### Source
# # # #

# Getting the embeddings

> This notebook gets the embeddings (or latent space) from a multivariate time series 
given by a encoder (e.g., autoencoder)

> It uses sliding window view instead of sliding window for splitting the dataset

In [1]:
# This is only needed if the notebook is run in VSCode
import sys
if '--vscode' in sys.argv:
    print("Executing inside vscode")
    import nbs_pipeline.utils.vscode  as vs
    vs.DisplayHandle.update = vs.update_patch

In [2]:
from dvats.all import *
from tsai.data.preparation import prepare_forecasting_data
from tsai.data.validation import get_long_term_forecasting_splits, get_forecasting_splits
from fastcore.all import *
import wandb
wandb_api = wandb.Api()
from yaml import load, FullLoader

In [3]:
check_memory_usage = True

In [4]:
if check_memory_usage:
    import nbs_pipeline.utils.memory as mem
    import torch 
    gpu_device = torch.cuda.current_device()
    mem.gpu_memory_status(gpu_device)

Used mem: 3141
Used mem: 24576
Used mem: 13%


## Get configuration parameters from yml
> Configuration parameters are obtained from 'config\03-embeddings.yaml'

### Get configuration artifact

In [5]:
import utils.config as cfg
config, job_type = cfg.get_artifact_config_embeddings(print_flag = False)

### Show configuration artifact

In [6]:
for key, value in config.items():
    print(f"{key}: {value}")

use_wandb: True
wandb_group: embeddings
wandb_entity: mi-santamaria
wandb_project: deepvats
enc_artifact: mi-santamaria/deepvats/mvp-SWV:latest
input_ar: None
cpu: False


## Build W&B artifact

In [7]:
import os
path = os.path.expanduser("~/work/nbs_pipeline/")
name="03b_embeddings-sliding_window_view"
os.environ["WANDB_NOTEBOOK_NAME"] = path+name+".ipynb"
runname=name
print("runname: "+runname)

runname: 03b_embeddings-sliding_window_view


In [8]:
run = wandb.init(
    entity      = config.wandb_entity,
    project     = config.wandb_project if config.use_wandb else 'work-nbs', 
    group       = config.wandb_group,
    job_type    = job_type,
    mode        = 'online' if config.use_wandb else 'disabled',
    anonymous   = 'never' if config.use_wandb else 'must',
    config      = config,
    resume      = 'allow',
    name        = runname
)

wandb: Currently logged in as: mi-santamaria. Use `wandb login --relogin` to force relogin


'stream.Stream' object attribute 'write' is read-only


## Get trained model artifact

### Build artifact selector
> Botch to use artifacts offline

In [9]:
artifacts_gettr = run.use_artifact if config.use_wandb else wandb_api.artifact

### Get the model from W&B
> Restore the encoder model and its associated configuration

In [10]:
enc_artifact = artifacts_gettr(config.enc_artifact, type='learner')

# # # #

### Data lines
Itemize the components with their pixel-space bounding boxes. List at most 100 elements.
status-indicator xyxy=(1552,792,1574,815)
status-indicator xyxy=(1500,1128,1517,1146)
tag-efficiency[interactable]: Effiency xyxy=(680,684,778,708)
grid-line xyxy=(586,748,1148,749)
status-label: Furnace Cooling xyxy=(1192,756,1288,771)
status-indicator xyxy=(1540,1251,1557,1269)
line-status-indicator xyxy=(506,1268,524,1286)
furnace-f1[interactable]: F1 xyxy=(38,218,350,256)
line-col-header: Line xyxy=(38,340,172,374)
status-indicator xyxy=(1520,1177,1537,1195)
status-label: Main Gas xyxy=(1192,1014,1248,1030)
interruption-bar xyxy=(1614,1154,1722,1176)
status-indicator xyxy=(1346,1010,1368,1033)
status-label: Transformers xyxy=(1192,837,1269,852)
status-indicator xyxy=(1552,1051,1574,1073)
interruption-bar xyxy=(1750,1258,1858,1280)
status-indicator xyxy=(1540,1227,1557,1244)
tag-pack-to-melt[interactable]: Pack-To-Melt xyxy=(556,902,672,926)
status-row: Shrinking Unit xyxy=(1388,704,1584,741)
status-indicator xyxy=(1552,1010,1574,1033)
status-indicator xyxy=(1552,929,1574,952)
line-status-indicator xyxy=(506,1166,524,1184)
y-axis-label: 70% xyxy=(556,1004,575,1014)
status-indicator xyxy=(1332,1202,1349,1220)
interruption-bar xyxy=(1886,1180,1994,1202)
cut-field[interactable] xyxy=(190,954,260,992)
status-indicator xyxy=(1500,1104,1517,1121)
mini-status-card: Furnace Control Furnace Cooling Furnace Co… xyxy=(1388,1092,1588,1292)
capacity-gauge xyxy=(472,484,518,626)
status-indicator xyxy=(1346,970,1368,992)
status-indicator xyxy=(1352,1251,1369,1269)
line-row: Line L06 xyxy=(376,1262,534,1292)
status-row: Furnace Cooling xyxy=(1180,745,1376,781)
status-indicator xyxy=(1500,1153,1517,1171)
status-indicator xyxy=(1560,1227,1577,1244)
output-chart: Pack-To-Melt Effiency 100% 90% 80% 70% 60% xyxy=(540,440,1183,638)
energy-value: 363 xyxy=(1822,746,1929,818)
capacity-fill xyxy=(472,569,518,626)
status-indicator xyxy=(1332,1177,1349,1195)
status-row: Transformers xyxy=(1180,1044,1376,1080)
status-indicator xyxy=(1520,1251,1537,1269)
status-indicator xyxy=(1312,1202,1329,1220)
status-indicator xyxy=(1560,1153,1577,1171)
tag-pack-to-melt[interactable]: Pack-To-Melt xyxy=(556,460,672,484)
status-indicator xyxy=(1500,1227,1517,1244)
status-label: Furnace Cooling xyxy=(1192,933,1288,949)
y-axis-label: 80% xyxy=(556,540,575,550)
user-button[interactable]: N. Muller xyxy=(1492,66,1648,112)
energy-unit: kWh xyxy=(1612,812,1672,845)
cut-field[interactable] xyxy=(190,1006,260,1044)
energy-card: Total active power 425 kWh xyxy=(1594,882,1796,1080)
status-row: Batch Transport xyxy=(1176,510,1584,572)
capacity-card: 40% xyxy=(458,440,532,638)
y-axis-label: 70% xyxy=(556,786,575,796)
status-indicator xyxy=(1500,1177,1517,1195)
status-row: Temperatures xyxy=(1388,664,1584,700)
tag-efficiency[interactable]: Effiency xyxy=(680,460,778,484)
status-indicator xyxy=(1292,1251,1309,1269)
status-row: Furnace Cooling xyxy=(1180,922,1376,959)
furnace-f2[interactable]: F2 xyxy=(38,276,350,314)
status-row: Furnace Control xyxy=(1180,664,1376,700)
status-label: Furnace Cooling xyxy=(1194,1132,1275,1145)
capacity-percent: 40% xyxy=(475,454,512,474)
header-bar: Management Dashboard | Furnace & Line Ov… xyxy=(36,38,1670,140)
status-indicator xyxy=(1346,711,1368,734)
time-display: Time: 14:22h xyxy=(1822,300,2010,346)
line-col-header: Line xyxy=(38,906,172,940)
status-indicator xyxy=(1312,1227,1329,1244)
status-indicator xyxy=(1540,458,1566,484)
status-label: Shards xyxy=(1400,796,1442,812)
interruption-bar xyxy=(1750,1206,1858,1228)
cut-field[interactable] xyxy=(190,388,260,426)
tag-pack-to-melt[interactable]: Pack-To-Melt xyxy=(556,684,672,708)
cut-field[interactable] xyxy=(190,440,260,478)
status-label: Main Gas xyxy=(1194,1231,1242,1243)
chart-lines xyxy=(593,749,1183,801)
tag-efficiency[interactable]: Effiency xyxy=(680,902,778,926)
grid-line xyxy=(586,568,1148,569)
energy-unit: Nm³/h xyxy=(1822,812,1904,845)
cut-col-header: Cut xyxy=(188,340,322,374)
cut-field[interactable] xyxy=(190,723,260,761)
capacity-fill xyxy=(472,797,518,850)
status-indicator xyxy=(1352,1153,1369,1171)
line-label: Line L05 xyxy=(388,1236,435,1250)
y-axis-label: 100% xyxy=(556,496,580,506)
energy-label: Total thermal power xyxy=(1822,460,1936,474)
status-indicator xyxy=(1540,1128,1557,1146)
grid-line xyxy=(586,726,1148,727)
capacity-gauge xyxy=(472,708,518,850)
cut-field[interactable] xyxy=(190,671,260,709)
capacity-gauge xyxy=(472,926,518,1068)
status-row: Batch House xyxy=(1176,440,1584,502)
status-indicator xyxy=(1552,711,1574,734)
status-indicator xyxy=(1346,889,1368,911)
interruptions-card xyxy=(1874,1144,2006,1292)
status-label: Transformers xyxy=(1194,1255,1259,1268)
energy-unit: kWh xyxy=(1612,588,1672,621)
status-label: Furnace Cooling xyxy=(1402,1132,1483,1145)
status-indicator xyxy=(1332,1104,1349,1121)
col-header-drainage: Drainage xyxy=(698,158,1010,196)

# # # #

### Things to do
**a)** List every configuration key printed in the output of the cell of the embeddings notebook that loops over config.items(). Give the keys only, without their values.
**b)** Duplicate the part of the embeddings notebook that opens with the words containing "Used mem: 3141" and closes with "cfg.get_artifact_config_embeddings(print_flag = False)".

### Answer list
**a)**
- use_wandb
- wandb_group
- wandb_entity
- wandb_project
- enc_artifact
- input_ar
- cpu

**b)**
Used mem: 3141
Used mem: 24576
Used mem: 13%


## Get configuration parameters from yml
> Configuration parameters are obtained from 'config\03-embeddings.yaml'

### Get configuration artifact

In [5]:
import utils.config as cfg
config, job_type = cfg.get_artifact_config_embeddings(print_flag = False)